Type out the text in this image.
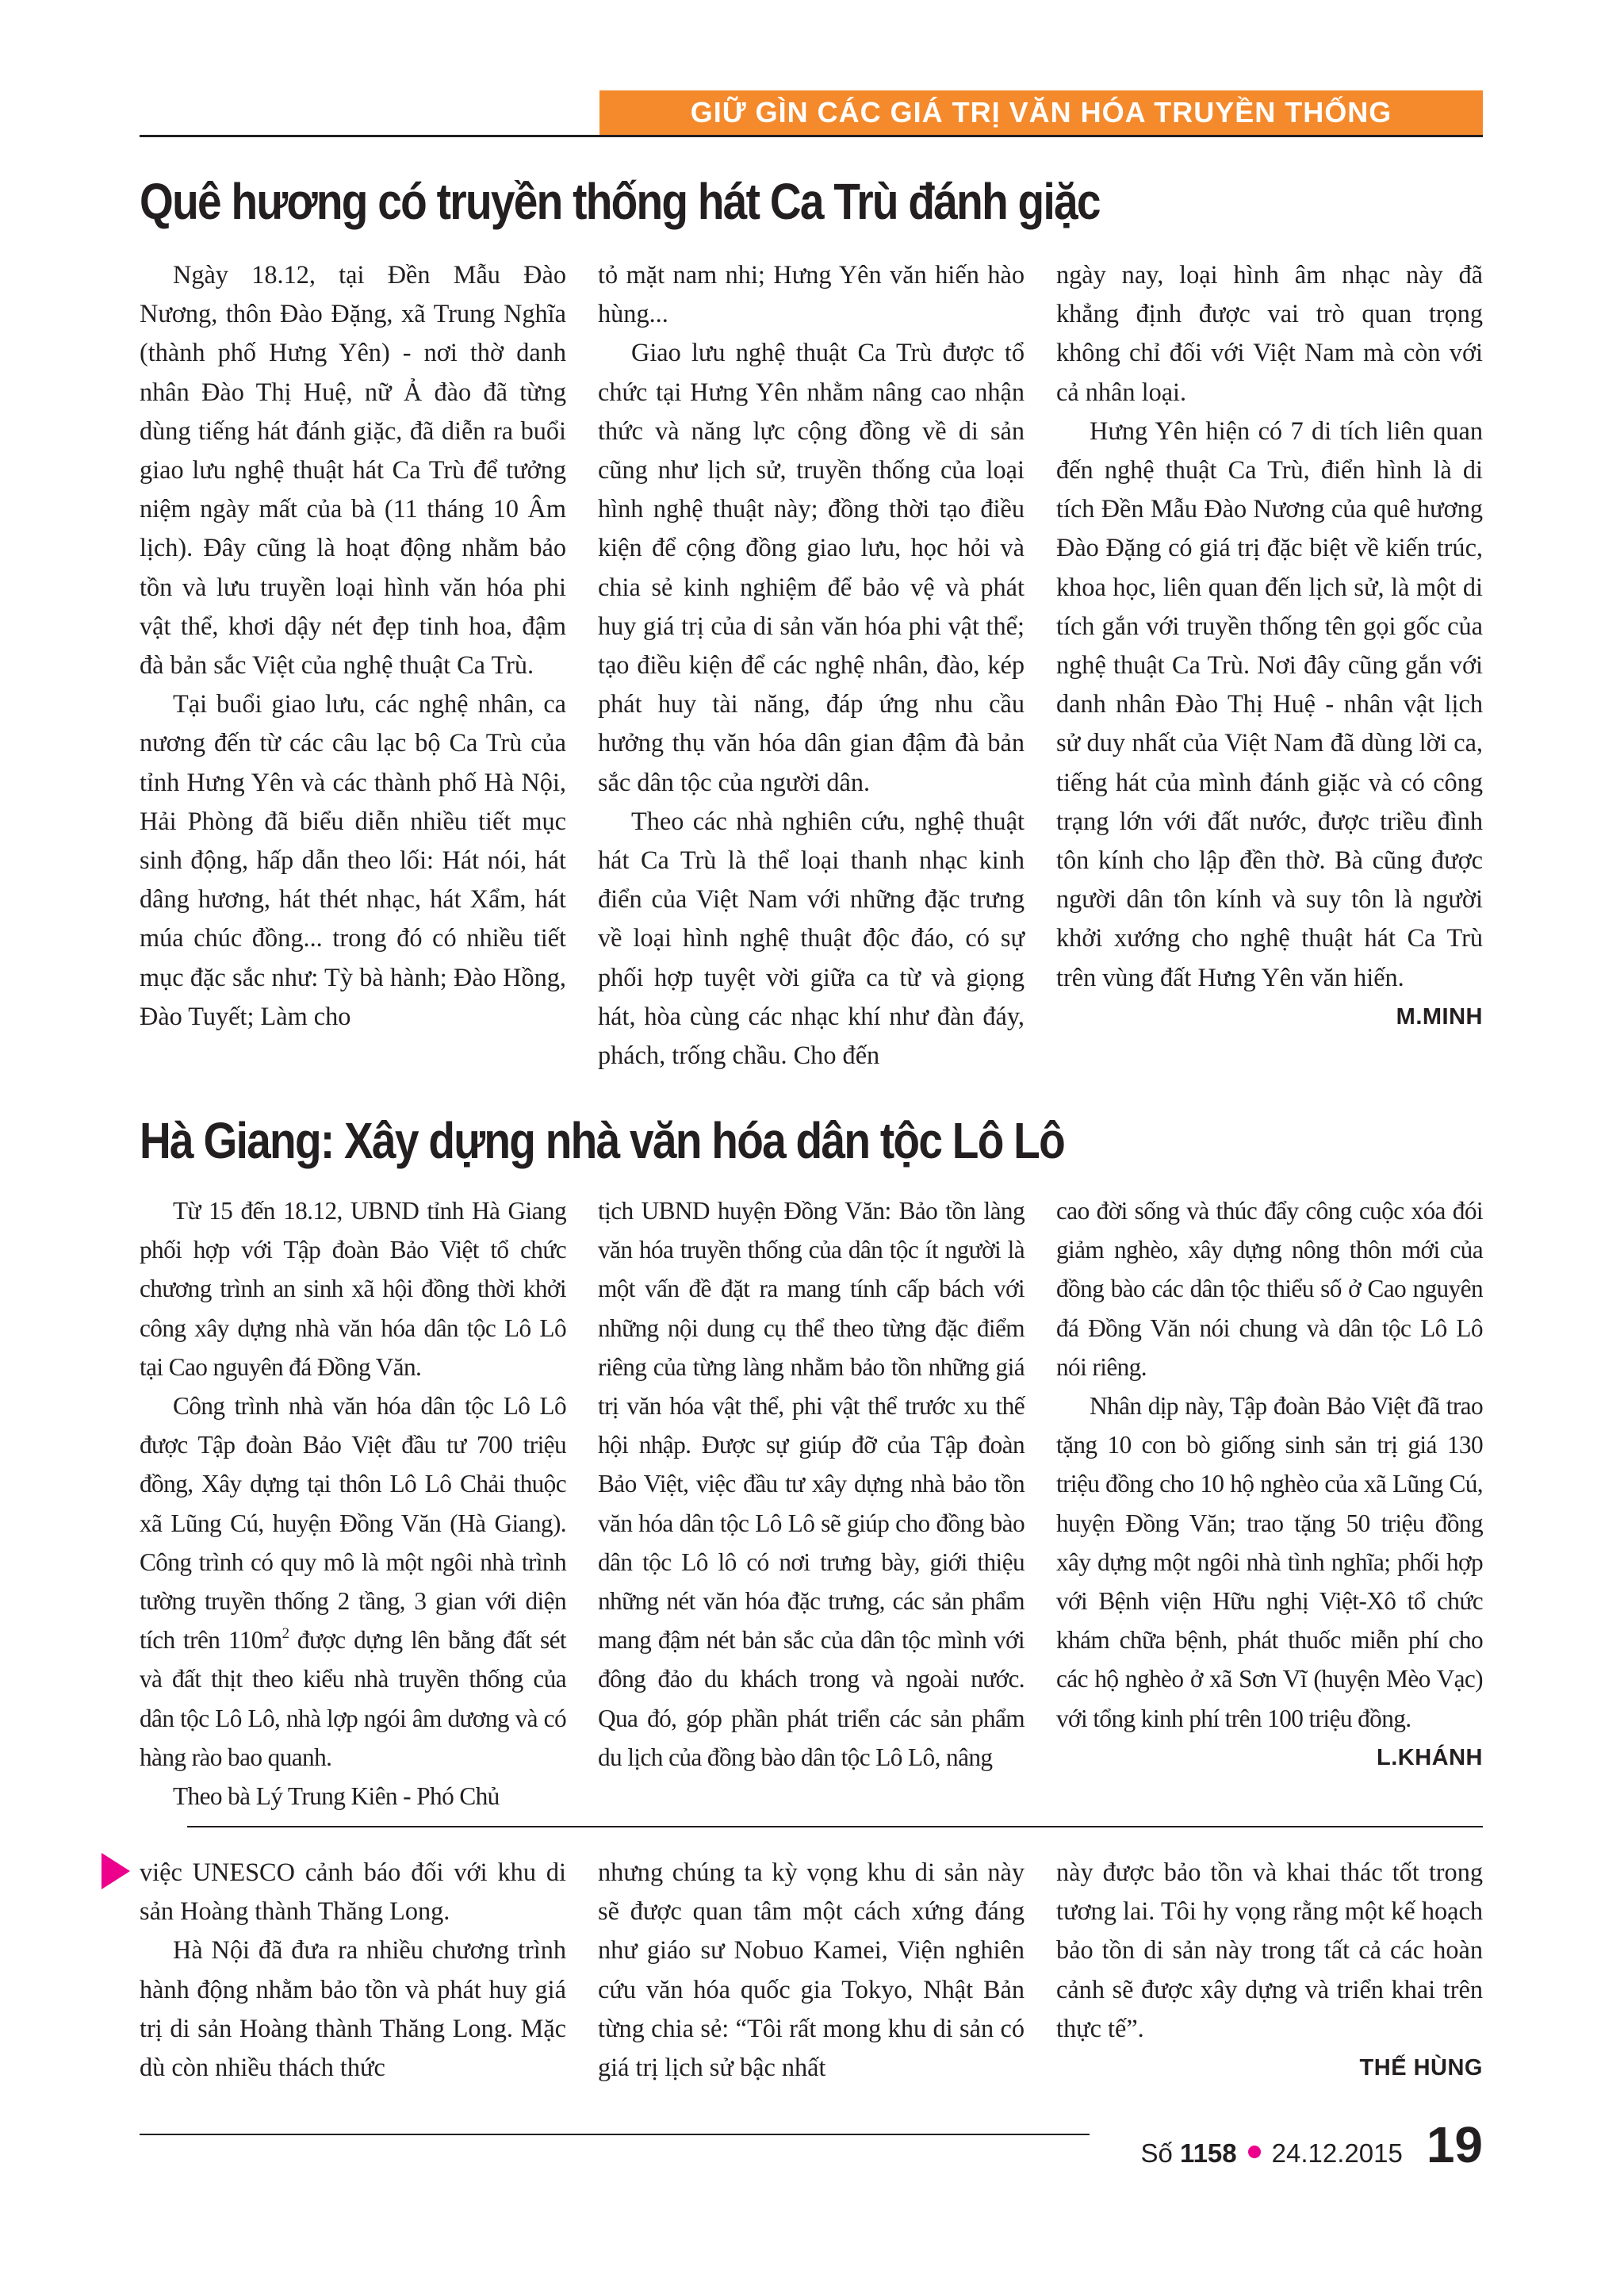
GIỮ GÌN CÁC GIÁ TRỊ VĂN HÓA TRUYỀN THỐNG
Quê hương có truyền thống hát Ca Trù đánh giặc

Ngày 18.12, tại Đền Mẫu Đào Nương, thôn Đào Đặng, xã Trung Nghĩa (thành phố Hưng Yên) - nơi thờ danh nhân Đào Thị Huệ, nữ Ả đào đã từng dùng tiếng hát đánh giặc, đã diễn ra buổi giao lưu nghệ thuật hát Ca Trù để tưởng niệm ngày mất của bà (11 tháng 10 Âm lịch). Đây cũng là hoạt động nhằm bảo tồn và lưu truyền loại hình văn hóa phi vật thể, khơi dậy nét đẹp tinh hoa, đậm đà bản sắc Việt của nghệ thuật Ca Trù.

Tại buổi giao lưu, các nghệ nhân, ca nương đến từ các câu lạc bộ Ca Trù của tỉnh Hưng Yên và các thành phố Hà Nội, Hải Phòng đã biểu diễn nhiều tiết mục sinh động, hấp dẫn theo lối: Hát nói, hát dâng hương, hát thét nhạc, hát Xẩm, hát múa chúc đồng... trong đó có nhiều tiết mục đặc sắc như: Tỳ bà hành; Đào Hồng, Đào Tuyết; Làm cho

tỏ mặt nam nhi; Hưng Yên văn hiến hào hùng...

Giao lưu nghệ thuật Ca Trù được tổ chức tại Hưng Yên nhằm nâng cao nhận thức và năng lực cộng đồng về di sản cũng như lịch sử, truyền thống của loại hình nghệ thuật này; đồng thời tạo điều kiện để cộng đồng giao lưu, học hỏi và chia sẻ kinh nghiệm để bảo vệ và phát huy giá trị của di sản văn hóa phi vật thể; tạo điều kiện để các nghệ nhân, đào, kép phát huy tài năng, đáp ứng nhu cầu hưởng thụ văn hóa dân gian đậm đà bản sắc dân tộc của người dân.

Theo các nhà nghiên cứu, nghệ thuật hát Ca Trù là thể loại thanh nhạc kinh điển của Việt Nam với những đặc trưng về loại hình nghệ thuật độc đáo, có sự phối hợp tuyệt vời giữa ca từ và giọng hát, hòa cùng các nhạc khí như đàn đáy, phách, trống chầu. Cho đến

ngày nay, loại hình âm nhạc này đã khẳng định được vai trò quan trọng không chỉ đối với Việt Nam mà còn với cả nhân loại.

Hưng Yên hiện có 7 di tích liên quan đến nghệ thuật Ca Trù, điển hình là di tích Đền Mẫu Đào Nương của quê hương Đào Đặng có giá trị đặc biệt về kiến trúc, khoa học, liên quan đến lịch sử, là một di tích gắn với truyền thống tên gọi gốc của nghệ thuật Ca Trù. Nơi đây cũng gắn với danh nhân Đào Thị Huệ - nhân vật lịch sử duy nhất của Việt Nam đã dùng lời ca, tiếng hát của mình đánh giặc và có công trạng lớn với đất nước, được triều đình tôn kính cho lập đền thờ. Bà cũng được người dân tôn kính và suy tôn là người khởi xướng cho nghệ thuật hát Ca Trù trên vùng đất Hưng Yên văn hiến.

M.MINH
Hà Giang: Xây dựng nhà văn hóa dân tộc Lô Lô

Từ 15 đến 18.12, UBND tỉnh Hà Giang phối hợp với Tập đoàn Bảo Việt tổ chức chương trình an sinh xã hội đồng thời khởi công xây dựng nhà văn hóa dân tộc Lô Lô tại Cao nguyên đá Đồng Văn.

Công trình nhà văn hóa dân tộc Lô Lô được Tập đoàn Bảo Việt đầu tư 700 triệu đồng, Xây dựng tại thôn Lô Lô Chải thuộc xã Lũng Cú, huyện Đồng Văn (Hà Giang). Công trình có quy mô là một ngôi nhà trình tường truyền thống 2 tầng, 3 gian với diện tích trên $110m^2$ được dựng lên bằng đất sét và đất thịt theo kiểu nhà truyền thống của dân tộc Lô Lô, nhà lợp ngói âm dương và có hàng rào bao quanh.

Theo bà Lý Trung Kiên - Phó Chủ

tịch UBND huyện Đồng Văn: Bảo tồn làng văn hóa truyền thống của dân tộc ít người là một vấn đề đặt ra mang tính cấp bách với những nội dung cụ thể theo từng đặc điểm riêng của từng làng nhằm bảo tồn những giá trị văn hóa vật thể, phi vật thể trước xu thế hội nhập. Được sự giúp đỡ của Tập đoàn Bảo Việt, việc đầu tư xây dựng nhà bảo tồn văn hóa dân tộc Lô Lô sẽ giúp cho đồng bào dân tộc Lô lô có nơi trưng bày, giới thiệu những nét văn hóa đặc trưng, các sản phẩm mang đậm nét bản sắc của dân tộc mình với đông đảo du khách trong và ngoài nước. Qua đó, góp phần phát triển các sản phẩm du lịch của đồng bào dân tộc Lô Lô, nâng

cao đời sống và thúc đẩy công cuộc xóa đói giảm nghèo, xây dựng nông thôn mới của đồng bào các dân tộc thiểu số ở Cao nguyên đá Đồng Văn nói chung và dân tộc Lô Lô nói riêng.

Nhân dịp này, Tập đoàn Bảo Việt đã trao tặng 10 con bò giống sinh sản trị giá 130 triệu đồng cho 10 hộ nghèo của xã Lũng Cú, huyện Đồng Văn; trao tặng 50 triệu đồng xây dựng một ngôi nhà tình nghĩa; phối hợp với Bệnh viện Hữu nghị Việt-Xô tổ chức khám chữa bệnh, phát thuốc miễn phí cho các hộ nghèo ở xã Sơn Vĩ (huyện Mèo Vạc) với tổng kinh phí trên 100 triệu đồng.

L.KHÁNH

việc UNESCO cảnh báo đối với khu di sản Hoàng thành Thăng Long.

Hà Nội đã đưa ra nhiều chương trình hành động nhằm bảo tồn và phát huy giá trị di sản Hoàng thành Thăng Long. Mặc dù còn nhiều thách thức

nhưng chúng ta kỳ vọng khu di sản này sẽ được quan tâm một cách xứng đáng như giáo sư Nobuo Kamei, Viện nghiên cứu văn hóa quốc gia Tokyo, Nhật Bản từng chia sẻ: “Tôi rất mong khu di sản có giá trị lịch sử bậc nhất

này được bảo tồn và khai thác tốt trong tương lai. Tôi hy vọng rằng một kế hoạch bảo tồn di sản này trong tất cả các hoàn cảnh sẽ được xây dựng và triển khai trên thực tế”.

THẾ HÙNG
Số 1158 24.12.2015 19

...

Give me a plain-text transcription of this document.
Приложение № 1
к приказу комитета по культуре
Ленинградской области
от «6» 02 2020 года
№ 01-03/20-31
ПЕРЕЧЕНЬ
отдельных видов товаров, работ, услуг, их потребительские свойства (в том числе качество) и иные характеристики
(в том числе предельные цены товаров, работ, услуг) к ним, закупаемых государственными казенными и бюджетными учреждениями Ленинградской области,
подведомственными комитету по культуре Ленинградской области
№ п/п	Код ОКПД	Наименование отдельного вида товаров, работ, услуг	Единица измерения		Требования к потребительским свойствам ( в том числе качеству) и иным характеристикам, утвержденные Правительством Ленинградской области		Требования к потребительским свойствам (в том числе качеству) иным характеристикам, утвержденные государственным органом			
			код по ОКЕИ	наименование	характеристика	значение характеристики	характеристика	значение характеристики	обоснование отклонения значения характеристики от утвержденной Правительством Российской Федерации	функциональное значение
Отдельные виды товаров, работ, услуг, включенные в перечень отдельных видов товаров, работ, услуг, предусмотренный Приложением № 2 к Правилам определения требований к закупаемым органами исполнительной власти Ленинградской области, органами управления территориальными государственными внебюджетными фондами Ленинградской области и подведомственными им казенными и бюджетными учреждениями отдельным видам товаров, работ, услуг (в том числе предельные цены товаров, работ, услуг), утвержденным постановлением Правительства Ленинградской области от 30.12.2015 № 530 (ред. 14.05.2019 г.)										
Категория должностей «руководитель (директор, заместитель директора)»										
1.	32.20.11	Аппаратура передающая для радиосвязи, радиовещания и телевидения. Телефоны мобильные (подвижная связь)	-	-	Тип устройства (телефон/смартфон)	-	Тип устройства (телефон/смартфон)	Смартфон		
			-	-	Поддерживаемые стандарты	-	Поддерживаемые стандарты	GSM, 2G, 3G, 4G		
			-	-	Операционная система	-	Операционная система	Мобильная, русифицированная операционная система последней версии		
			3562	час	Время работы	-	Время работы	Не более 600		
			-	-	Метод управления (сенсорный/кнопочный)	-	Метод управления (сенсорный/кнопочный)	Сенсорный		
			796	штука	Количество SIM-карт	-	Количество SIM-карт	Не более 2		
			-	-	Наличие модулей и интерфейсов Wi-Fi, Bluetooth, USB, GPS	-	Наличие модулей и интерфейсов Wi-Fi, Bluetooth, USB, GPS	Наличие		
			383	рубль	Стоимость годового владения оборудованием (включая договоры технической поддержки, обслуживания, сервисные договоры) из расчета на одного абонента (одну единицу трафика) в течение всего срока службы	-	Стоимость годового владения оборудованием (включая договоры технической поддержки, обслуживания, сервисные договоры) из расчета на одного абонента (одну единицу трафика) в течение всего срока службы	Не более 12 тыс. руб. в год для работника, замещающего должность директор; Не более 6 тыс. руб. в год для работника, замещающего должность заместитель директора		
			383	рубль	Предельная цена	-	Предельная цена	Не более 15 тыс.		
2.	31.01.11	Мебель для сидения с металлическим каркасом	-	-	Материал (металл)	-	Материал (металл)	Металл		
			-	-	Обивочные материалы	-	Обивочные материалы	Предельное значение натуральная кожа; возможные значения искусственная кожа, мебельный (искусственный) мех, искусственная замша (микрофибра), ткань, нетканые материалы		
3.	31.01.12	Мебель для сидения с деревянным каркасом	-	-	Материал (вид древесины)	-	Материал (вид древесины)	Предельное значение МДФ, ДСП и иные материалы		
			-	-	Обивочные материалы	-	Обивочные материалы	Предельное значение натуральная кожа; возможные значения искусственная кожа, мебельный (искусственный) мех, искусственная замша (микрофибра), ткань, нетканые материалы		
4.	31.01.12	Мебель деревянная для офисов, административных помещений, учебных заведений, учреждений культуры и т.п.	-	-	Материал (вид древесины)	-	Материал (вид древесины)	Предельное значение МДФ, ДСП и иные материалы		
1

* * *

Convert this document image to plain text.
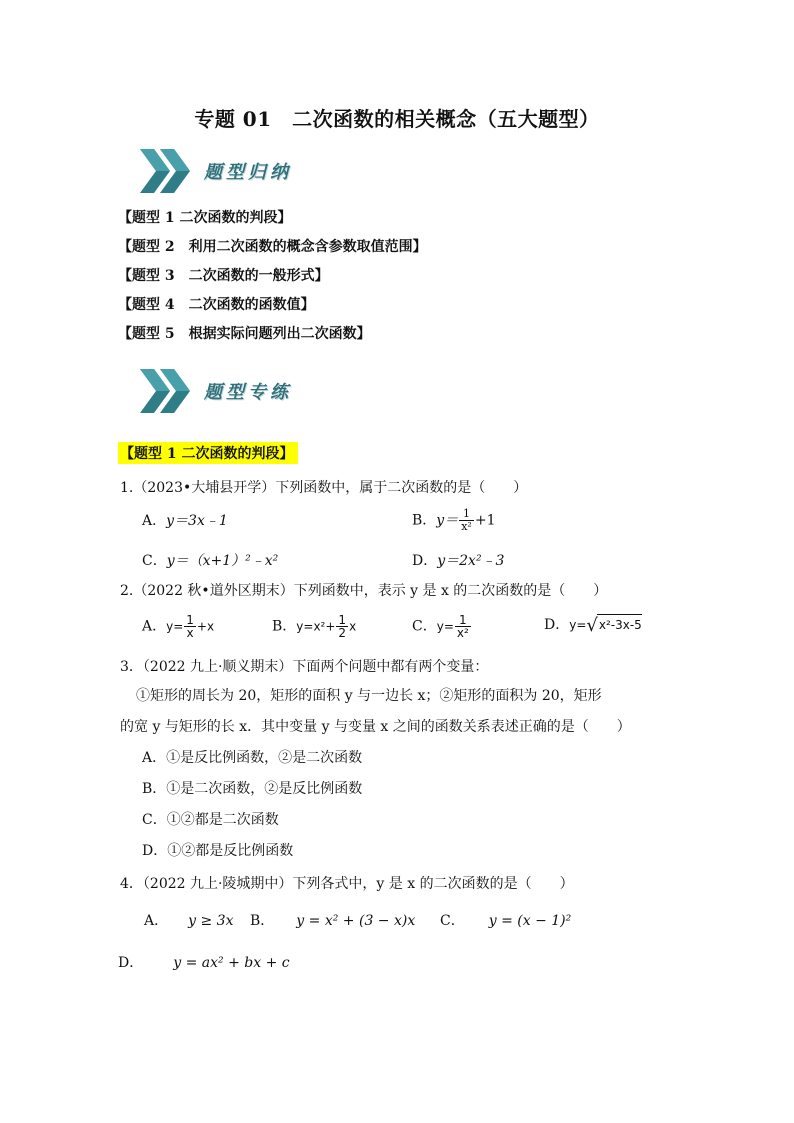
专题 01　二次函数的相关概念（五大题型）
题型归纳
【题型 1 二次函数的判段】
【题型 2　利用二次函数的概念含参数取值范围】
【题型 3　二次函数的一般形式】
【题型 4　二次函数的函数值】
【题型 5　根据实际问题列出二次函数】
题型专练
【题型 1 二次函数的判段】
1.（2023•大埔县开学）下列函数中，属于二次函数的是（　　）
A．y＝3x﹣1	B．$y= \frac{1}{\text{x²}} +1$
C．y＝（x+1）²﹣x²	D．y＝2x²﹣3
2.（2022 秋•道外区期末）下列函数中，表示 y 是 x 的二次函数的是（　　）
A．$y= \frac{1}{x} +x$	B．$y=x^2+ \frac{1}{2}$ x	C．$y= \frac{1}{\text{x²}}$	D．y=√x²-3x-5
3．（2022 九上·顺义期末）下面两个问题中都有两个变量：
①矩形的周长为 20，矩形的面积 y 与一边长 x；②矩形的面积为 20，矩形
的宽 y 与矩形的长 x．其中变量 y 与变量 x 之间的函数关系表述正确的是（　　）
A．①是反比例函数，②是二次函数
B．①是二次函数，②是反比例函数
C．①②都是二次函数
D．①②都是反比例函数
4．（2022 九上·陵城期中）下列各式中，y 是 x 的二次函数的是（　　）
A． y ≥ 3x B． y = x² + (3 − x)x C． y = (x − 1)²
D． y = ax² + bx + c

## Requirements
Copy out all lines above that include the string "nhiều".

## Output for this task
Tại buổi giao lưu, các nghệ nhân, ca nương đến từ các câu lạc bộ Ca Trù của tỉnh Hưng Yên và các thành phố Hà Nội, Hải Phòng đã biểu diễn nhiều tiết mục sinh động, hấp dẫn theo lối: Hát nói, hát dâng hương, hát thét nhạc, hát Xẩm, hát múa chúc đồng... trong đó có nhiều tiết mục đặc sắc như: Tỳ bà hành; Đào Hồng, Đào Tuyết; Làm cho
Hà Nội đã đưa ra nhiều chương trình hành động nhằm bảo tồn và phát huy giá trị di sản Hoàng thành Thăng Long. Mặc dù còn nhiều thách thức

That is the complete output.